Collected data entries:
┄┄┄┄┄┄┄┄┄┄┄┄┄┄┄┄┄┄┄┄
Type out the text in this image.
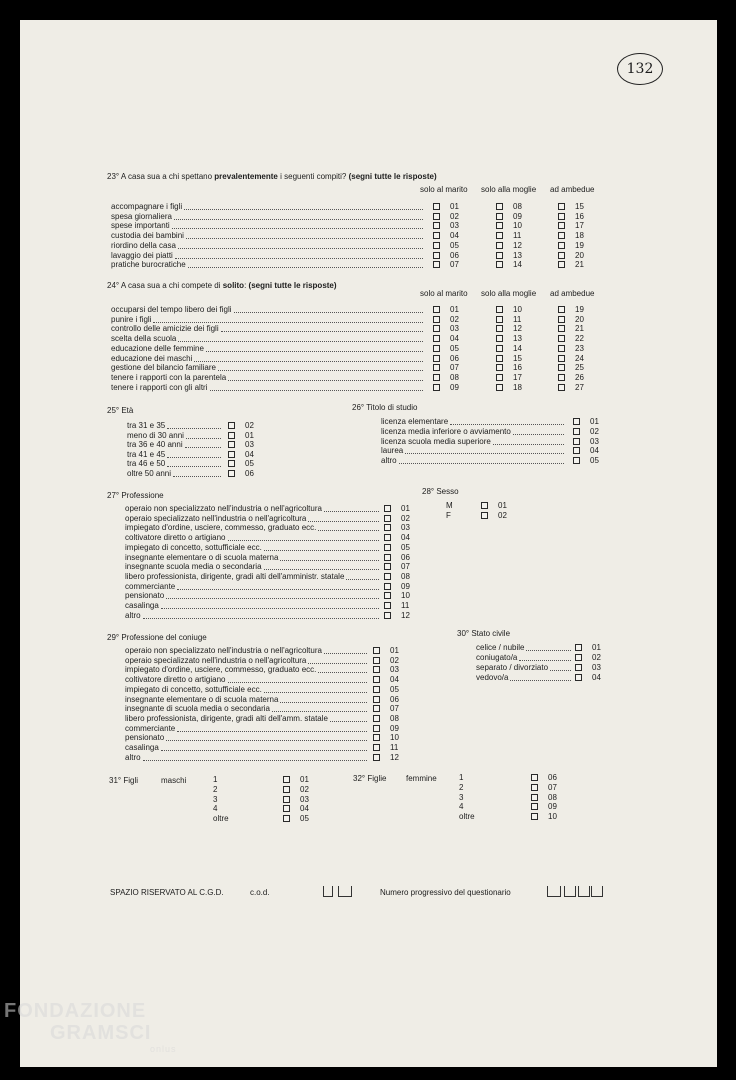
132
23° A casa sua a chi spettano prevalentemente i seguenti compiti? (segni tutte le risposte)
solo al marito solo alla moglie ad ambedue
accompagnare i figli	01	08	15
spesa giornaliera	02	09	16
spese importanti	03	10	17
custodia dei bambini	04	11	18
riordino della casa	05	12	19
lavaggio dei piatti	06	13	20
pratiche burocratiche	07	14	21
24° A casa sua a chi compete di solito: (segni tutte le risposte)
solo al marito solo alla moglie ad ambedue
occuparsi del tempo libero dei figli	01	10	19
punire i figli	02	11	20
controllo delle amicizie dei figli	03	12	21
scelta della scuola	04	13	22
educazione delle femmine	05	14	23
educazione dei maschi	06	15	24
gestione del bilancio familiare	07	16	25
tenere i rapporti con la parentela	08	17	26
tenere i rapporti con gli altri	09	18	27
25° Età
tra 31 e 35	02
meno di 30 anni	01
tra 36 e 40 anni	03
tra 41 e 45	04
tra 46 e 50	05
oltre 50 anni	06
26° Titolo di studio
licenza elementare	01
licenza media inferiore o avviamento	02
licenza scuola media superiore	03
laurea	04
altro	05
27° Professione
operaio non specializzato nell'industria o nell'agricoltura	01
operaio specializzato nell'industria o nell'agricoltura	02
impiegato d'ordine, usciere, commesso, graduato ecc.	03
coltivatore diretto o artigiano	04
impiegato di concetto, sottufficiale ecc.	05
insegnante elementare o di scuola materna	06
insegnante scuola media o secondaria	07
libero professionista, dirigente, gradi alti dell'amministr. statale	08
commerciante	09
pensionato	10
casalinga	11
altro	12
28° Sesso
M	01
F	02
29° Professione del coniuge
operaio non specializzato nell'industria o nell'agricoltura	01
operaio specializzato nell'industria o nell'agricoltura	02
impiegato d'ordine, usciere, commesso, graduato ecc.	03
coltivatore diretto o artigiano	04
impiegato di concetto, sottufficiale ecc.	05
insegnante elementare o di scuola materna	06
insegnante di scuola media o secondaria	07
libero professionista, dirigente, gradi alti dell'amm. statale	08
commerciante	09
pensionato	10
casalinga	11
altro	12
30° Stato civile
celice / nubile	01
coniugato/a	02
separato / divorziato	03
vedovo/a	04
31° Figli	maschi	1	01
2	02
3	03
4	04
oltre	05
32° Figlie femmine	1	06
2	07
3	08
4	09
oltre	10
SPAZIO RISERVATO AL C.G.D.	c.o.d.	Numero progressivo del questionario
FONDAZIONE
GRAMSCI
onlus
┄┄┄┄┄┄┄┄┄┄┄┄┄┄┄┄┄┄┄┄
--- Task objective ---
Take the listing above and restate it word for word, without its pictures.

--- Task result ---
Type out the text in this image.
132
23° A casa sua a chi spettano prevalentemente i seguenti compiti? (segni tutte le risposte)
solo al marito solo alla moglie ad ambedue
accompagnare i figli	01	08	15
spesa giornaliera	02	09	16
spese importanti	03	10	17
custodia dei bambini	04	11	18
riordino della casa	05	12	19
lavaggio dei piatti	06	13	20
pratiche burocratiche	07	14	21
24° A casa sua a chi compete di solito: (segni tutte le risposte)
solo al marito solo alla moglie ad ambedue
occuparsi del tempo libero dei figli	01	10	19
punire i figli	02	11	20
controllo delle amicizie dei figli	03	12	21
scelta della scuola	04	13	22
educazione delle femmine	05	14	23
educazione dei maschi	06	15	24
gestione del bilancio familiare	07	16	25
tenere i rapporti con la parentela	08	17	26
tenere i rapporti con gli altri	09	18	27
25° Età
tra 31 e 35	02
meno di 30 anni	01
tra 36 e 40 anni	03
tra 41 e 45	04
tra 46 e 50	05
oltre 50 anni	06
26° Titolo di studio
licenza elementare	01
licenza media inferiore o avviamento	02
licenza scuola media superiore	03
laurea	04
altro	05
27° Professione
operaio non specializzato nell'industria o nell'agricoltura	01
operaio specializzato nell'industria o nell'agricoltura	02
impiegato d'ordine, usciere, commesso, graduato ecc.	03
coltivatore diretto o artigiano	04
impiegato di concetto, sottufficiale ecc.	05
insegnante elementare o di scuola materna	06
insegnante scuola media o secondaria	07
libero professionista, dirigente, gradi alti dell'amministr. statale	08
commerciante	09
pensionato	10
casalinga	11
altro	12
28° Sesso
M	01
F	02
29° Professione del coniuge
operaio non specializzato nell'industria o nell'agricoltura	01
operaio specializzato nell'industria o nell'agricoltura	02
impiegato d'ordine, usciere, commesso, graduato ecc.	03
coltivatore diretto o artigiano	04
impiegato di concetto, sottufficiale ecc.	05
insegnante elementare o di scuola materna	06
insegnante di scuola media o secondaria	07
libero professionista, dirigente, gradi alti dell'amm. statale	08
commerciante	09
pensionato	10
casalinga	11
altro	12
30° Stato civile
celice / nubile	01
coniugato/a	02
separato / divorziato	03
vedovo/a	04
31° Figli	maschi	1	01
2	02
3	03
4	04
oltre	05
32° Figlie femmine	1	06
2	07
3	08
4	09
oltre	10
SPAZIO RISERVATO AL C.G.D.	c.o.d.	Numero progressivo del questionario
FONDAZIONE
GRAMSCI
onlus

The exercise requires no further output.